## DATA IN THIS EXERCISE
++++
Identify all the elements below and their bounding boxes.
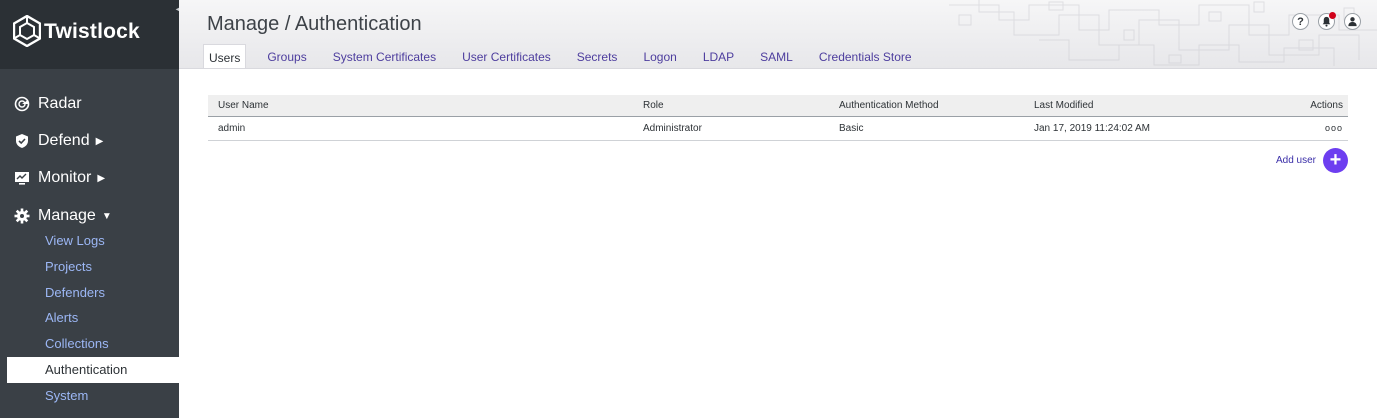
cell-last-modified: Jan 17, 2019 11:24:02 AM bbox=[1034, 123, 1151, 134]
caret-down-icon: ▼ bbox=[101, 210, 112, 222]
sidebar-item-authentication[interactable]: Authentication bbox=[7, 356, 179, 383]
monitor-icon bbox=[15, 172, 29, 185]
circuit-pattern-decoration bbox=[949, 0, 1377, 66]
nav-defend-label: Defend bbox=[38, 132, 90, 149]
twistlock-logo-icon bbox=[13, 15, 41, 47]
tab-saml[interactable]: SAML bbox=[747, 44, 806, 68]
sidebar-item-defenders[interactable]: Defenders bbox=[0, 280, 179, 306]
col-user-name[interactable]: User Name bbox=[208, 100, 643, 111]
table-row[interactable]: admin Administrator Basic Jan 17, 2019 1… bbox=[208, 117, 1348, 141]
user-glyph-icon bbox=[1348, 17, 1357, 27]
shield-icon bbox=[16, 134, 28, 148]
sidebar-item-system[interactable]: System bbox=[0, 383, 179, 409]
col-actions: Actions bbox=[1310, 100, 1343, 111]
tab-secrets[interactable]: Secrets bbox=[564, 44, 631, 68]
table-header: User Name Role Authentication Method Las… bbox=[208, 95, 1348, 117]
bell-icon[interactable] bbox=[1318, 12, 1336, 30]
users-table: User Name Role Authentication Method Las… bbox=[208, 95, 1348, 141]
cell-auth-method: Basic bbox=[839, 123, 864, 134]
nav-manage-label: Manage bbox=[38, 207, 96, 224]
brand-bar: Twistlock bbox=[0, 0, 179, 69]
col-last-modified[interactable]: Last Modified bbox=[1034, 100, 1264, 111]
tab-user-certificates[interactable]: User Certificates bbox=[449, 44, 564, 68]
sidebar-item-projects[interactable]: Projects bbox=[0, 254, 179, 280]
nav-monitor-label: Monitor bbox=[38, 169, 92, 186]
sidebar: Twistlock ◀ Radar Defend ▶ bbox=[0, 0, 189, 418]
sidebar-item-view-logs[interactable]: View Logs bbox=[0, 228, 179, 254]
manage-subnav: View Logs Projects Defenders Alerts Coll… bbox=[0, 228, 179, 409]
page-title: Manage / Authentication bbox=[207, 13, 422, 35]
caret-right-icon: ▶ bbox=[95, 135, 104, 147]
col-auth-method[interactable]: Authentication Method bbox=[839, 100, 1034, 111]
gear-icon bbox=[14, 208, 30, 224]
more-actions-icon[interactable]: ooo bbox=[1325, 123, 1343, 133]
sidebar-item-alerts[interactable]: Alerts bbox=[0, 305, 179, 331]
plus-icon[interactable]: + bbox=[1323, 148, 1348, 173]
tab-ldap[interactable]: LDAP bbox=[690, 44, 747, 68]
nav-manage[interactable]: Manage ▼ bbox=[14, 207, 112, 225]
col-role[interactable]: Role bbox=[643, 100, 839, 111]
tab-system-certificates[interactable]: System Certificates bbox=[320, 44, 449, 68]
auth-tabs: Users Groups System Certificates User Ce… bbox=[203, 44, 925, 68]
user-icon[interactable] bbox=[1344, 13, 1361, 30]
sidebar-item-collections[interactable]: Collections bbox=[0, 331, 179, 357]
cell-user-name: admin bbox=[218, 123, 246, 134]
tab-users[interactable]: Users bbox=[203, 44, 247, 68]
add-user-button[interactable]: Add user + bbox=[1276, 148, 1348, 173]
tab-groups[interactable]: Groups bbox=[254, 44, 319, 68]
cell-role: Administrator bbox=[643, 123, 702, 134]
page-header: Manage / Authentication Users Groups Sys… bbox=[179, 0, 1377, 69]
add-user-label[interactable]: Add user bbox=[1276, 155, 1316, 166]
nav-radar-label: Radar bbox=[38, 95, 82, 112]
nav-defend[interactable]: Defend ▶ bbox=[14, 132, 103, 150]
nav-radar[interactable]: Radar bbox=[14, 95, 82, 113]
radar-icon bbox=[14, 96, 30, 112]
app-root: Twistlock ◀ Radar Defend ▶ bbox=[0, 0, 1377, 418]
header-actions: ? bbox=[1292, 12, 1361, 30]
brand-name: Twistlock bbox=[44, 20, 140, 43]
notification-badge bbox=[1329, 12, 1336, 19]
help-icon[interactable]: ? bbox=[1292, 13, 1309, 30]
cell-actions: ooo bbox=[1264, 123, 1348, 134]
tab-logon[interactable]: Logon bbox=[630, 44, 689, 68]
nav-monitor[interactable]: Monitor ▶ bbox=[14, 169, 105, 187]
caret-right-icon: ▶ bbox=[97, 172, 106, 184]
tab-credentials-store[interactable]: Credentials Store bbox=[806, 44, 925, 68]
++++
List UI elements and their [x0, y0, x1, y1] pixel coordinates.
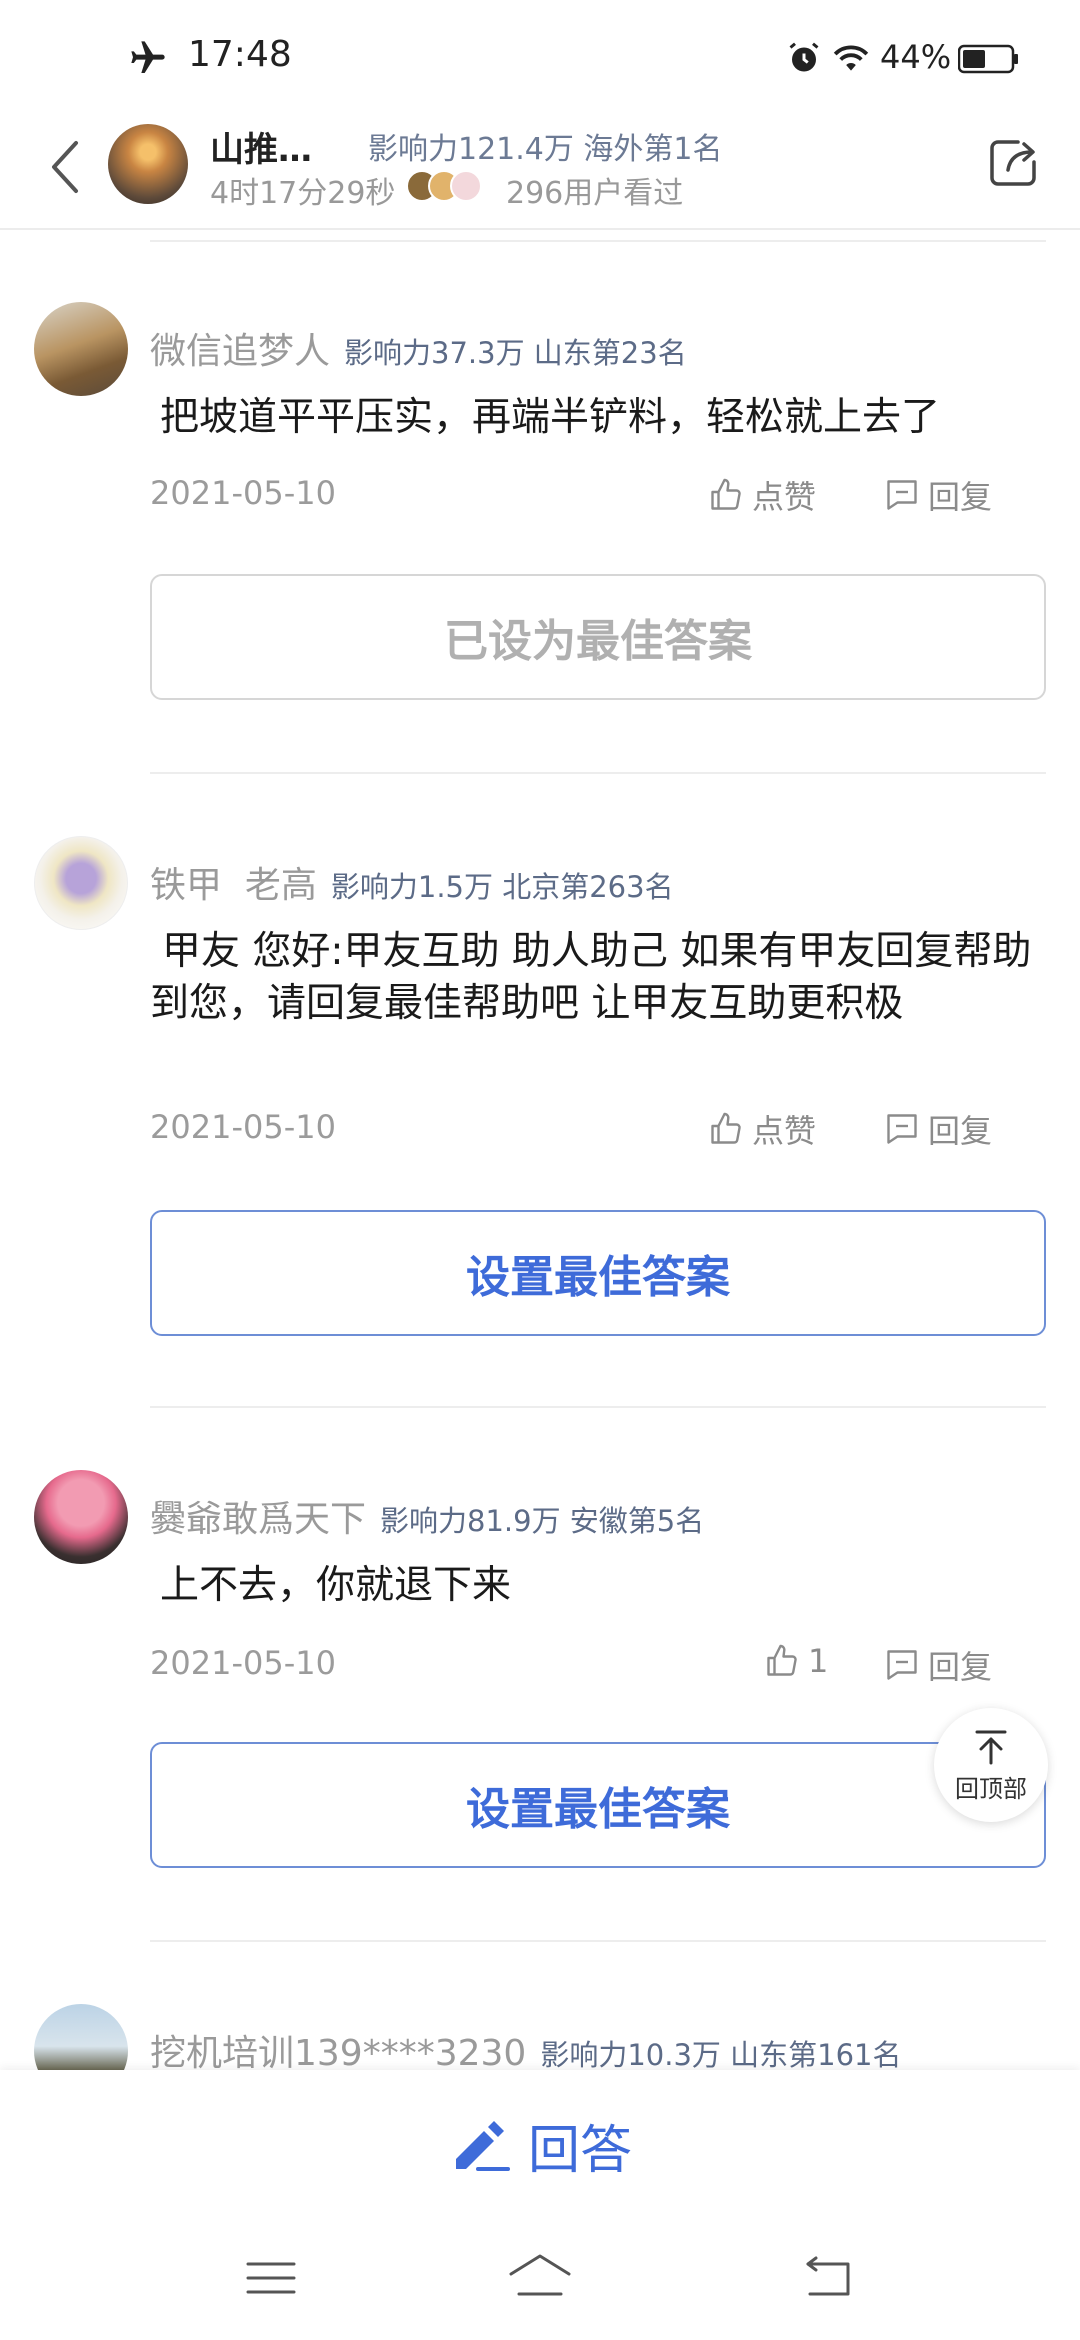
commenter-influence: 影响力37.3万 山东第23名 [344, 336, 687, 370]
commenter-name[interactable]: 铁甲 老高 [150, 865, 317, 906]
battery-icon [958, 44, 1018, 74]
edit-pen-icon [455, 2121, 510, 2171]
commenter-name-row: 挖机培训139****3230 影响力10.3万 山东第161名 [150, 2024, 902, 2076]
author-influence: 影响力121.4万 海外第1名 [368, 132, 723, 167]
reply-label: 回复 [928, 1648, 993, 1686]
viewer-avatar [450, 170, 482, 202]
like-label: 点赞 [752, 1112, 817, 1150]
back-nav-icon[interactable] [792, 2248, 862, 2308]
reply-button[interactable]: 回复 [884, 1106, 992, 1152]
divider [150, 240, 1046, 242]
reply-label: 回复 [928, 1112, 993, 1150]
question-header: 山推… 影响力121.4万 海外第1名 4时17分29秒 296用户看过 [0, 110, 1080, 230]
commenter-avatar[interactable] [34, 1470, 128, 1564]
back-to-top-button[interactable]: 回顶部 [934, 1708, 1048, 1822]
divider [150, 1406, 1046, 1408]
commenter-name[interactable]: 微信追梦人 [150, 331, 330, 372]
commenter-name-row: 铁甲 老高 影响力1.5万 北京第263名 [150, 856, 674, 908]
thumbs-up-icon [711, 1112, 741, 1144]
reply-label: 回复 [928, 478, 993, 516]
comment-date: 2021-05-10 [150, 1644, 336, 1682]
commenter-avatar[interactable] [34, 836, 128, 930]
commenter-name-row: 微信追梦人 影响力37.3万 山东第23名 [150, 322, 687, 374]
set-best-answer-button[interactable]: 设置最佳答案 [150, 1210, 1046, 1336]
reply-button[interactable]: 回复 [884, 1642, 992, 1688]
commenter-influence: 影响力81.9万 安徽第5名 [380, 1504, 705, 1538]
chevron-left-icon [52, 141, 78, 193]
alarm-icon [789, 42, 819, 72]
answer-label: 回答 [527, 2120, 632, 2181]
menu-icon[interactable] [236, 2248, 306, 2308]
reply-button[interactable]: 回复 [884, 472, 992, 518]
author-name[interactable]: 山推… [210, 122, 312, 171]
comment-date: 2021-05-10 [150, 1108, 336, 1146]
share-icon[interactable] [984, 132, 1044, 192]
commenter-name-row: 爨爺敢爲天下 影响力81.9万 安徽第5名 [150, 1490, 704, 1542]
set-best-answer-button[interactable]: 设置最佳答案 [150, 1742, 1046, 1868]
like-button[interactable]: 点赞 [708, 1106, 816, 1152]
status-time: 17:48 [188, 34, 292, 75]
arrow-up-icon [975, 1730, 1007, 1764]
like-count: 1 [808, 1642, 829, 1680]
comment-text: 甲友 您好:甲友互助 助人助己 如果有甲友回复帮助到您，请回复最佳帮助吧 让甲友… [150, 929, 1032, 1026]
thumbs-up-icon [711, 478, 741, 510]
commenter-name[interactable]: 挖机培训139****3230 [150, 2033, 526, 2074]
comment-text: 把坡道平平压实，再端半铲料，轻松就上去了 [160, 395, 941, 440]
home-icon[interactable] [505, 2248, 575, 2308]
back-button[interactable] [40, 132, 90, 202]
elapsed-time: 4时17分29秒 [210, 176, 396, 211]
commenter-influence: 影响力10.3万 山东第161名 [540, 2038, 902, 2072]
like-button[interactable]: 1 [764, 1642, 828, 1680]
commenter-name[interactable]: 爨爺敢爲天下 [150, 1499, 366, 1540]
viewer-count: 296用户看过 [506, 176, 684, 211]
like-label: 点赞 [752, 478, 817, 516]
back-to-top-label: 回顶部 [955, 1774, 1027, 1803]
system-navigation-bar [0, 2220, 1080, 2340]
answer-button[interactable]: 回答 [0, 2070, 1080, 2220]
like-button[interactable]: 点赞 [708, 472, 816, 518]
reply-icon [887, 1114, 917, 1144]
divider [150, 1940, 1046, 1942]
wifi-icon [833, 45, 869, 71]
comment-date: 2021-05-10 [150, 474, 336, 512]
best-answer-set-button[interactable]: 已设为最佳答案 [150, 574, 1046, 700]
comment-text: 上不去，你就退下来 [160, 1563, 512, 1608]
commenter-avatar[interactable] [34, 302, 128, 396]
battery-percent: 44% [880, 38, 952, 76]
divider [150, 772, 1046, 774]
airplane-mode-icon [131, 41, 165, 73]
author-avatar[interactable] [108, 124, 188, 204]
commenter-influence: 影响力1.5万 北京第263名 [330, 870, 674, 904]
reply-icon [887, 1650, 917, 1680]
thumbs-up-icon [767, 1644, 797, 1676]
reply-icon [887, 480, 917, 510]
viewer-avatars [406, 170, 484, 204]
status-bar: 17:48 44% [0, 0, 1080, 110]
++++
## STATED TASK
Repeat the records above verbatim, starting at the line containing "commenter-influence: 影响力37.3万 山东第23名" and ending at the line containing "commenter-name-row: 挖机培训139****3230 影响力10.3万", including both of those lines.

## OUTPUT FOR THIS EXERCISE
commenter-influence: 影响力37.3万 山东第23名 [344, 336, 687, 370]
commenter-name[interactable]: 铁甲 老高 [150, 865, 317, 906]
battery-icon [958, 44, 1018, 74]
edit-pen-icon [455, 2121, 510, 2171]
commenter-name-row: 挖机培训139****3230 影响力10.3万 山东第161名 [150, 2024, 902, 2076]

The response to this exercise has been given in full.